§ REQUEST:
Copy each line exactly. Drop every picture.

§ ENTRIES PROVIDED:

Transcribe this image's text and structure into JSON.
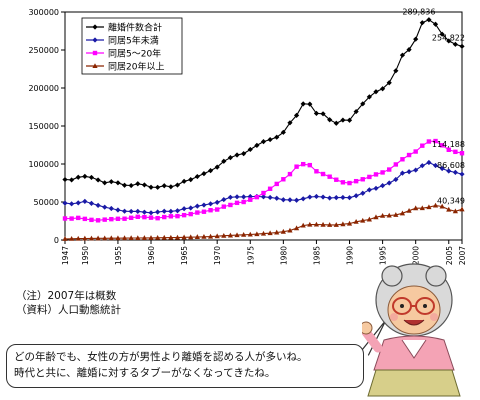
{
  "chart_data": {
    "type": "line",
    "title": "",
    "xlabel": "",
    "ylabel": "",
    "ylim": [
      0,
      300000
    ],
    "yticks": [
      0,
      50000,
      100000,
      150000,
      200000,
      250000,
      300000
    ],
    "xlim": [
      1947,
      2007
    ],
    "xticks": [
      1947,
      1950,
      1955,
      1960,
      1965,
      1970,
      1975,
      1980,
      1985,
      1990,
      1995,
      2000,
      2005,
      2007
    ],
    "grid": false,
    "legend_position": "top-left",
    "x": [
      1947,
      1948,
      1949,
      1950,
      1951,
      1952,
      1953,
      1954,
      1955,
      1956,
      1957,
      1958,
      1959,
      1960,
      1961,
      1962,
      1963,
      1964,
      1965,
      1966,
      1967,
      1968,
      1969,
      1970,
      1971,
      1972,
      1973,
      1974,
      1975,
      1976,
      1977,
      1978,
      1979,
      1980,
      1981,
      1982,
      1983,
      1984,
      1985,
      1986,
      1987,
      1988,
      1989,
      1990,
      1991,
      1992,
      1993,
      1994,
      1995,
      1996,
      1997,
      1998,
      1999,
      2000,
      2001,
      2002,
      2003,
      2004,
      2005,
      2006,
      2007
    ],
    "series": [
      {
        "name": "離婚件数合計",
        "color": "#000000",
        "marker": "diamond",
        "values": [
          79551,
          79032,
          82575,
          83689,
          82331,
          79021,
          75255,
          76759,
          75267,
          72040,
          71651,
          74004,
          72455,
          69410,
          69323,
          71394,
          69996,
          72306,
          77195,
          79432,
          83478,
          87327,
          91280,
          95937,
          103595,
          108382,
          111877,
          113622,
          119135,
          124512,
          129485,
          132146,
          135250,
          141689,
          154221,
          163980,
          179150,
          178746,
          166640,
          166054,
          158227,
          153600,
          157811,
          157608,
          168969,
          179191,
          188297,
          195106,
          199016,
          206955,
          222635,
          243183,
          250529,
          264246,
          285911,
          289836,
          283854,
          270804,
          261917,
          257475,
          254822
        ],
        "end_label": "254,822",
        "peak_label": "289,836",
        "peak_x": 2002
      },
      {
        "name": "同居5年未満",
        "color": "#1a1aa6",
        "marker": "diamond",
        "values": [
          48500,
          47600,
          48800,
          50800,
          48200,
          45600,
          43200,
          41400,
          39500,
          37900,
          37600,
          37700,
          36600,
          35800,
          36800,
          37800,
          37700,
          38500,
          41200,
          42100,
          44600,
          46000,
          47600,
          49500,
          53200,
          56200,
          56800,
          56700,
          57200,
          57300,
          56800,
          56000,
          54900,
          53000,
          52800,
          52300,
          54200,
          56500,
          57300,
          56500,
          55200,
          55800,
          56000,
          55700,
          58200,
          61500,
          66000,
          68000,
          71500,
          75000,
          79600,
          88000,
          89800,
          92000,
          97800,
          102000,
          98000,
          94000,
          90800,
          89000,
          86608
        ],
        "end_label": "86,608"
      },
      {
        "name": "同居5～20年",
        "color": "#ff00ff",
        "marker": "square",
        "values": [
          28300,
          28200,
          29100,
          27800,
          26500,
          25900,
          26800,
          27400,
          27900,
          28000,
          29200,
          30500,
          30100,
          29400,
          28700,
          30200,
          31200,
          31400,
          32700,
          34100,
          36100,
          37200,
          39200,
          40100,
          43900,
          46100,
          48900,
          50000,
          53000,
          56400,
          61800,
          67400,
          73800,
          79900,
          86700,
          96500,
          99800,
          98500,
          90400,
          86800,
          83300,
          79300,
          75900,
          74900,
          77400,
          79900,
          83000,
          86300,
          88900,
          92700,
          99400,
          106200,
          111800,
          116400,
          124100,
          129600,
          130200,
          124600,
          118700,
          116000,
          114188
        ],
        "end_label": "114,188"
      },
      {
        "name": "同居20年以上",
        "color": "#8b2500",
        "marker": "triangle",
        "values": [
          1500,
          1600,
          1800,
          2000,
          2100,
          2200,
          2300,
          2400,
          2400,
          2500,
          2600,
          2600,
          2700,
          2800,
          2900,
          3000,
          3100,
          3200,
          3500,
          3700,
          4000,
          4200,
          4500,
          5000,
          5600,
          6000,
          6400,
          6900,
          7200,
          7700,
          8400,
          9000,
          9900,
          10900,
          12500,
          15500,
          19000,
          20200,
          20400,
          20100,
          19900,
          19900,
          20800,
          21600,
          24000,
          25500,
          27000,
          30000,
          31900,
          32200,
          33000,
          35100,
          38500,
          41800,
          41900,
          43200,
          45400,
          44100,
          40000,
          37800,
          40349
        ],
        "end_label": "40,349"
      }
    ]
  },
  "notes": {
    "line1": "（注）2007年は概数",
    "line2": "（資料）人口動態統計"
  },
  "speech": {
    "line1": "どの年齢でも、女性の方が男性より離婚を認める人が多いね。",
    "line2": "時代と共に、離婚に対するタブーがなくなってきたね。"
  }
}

§ SOLUTION TO THIS TASK:
Transcribe this image's text and structure into JSON.
{
  "chart_data": {
    "type": "line",
    "title": "",
    "xlabel": "",
    "ylabel": "",
    "ylim": [
      0,
      300000
    ],
    "yticks": [
      0,
      50000,
      100000,
      150000,
      200000,
      250000,
      300000
    ],
    "xlim": [
      1947,
      2007
    ],
    "xticks": [
      1947,
      1950,
      1955,
      1960,
      1965,
      1970,
      1975,
      1980,
      1985,
      1990,
      1995,
      2000,
      2005,
      2007
    ],
    "grid": false,
    "legend_position": "top-left",
    "x": [
      1947,
      1948,
      1949,
      1950,
      1951,
      1952,
      1953,
      1954,
      1955,
      1956,
      1957,
      1958,
      1959,
      1960,
      1961,
      1962,
      1963,
      1964,
      1965,
      1966,
      1967,
      1968,
      1969,
      1970,
      1971,
      1972,
      1973,
      1974,
      1975,
      1976,
      1977,
      1978,
      1979,
      1980,
      1981,
      1982,
      1983,
      1984,
      1985,
      1986,
      1987,
      1988,
      1989,
      1990,
      1991,
      1992,
      1993,
      1994,
      1995,
      1996,
      1997,
      1998,
      1999,
      2000,
      2001,
      2002,
      2003,
      2004,
      2005,
      2006,
      2007
    ],
    "series": [
      {
        "name": "離婚件数合計",
        "color": "#000000",
        "marker": "diamond",
        "values": [
          79551,
          79032,
          82575,
          83689,
          82331,
          79021,
          75255,
          76759,
          75267,
          72040,
          71651,
          74004,
          72455,
          69410,
          69323,
          71394,
          69996,
          72306,
          77195,
          79432,
          83478,
          87327,
          91280,
          95937,
          103595,
          108382,
          111877,
          113622,
          119135,
          124512,
          129485,
          132146,
          135250,
          141689,
          154221,
          163980,
          179150,
          178746,
          166640,
          166054,
          158227,
          153600,
          157811,
          157608,
          168969,
          179191,
          188297,
          195106,
          199016,
          206955,
          222635,
          243183,
          250529,
          264246,
          285911,
          289836,
          283854,
          270804,
          261917,
          257475,
          254822
        ],
        "end_label": "254,822",
        "peak_label": "289,836",
        "peak_x": 2002
      },
      {
        "name": "同居5年未満",
        "color": "#1a1aa6",
        "marker": "diamond",
        "values": [
          48500,
          47600,
          48800,
          50800,
          48200,
          45600,
          43200,
          41400,
          39500,
          37900,
          37600,
          37700,
          36600,
          35800,
          36800,
          37800,
          37700,
          38500,
          41200,
          42100,
          44600,
          46000,
          47600,
          49500,
          53200,
          56200,
          56800,
          56700,
          57200,
          57300,
          56800,
          56000,
          54900,
          53000,
          52800,
          52300,
          54200,
          56500,
          57300,
          56500,
          55200,
          55800,
          56000,
          55700,
          58200,
          61500,
          66000,
          68000,
          71500,
          75000,
          79600,
          88000,
          89800,
          92000,
          97800,
          102000,
          98000,
          94000,
          90800,
          89000,
          86608
        ],
        "end_label": "86,608"
      },
      {
        "name": "同居5～20年",
        "color": "#ff00ff",
        "marker": "square",
        "values": [
          28300,
          28200,
          29100,
          27800,
          26500,
          25900,
          26800,
          27400,
          27900,
          28000,
          29200,
          30500,
          30100,
          29400,
          28700,
          30200,
          31200,
          31400,
          32700,
          34100,
          36100,
          37200,
          39200,
          40100,
          43900,
          46100,
          48900,
          50000,
          53000,
          56400,
          61800,
          67400,
          73800,
          79900,
          86700,
          96500,
          99800,
          98500,
          90400,
          86800,
          83300,
          79300,
          75900,
          74900,
          77400,
          79900,
          83000,
          86300,
          88900,
          92700,
          99400,
          106200,
          111800,
          116400,
          124100,
          129600,
          130200,
          124600,
          118700,
          116000,
          114188
        ],
        "end_label": "114,188"
      },
      {
        "name": "同居20年以上",
        "color": "#8b2500",
        "marker": "triangle",
        "values": [
          1500,
          1600,
          1800,
          2000,
          2100,
          2200,
          2300,
          2400,
          2400,
          2500,
          2600,
          2600,
          2700,
          2800,
          2900,
          3000,
          3100,
          3200,
          3500,
          3700,
          4000,
          4200,
          4500,
          5000,
          5600,
          6000,
          6400,
          6900,
          7200,
          7700,
          8400,
          9000,
          9900,
          10900,
          12500,
          15500,
          19000,
          20200,
          20400,
          20100,
          19900,
          19900,
          20800,
          21600,
          24000,
          25500,
          27000,
          30000,
          31900,
          32200,
          33000,
          35100,
          38500,
          41800,
          41900,
          43200,
          45400,
          44100,
          40000,
          37800,
          40349
        ],
        "end_label": "40,349"
      }
    ]
  },
  "notes": {
    "line1": "（注）2007年は概数",
    "line2": "（資料）人口動態統計"
  },
  "speech": {
    "line1": "どの年齢でも、女性の方が男性より離婚を認める人が多いね。",
    "line2": "時代と共に、離婚に対するタブーがなくなってきたね。"
  }
}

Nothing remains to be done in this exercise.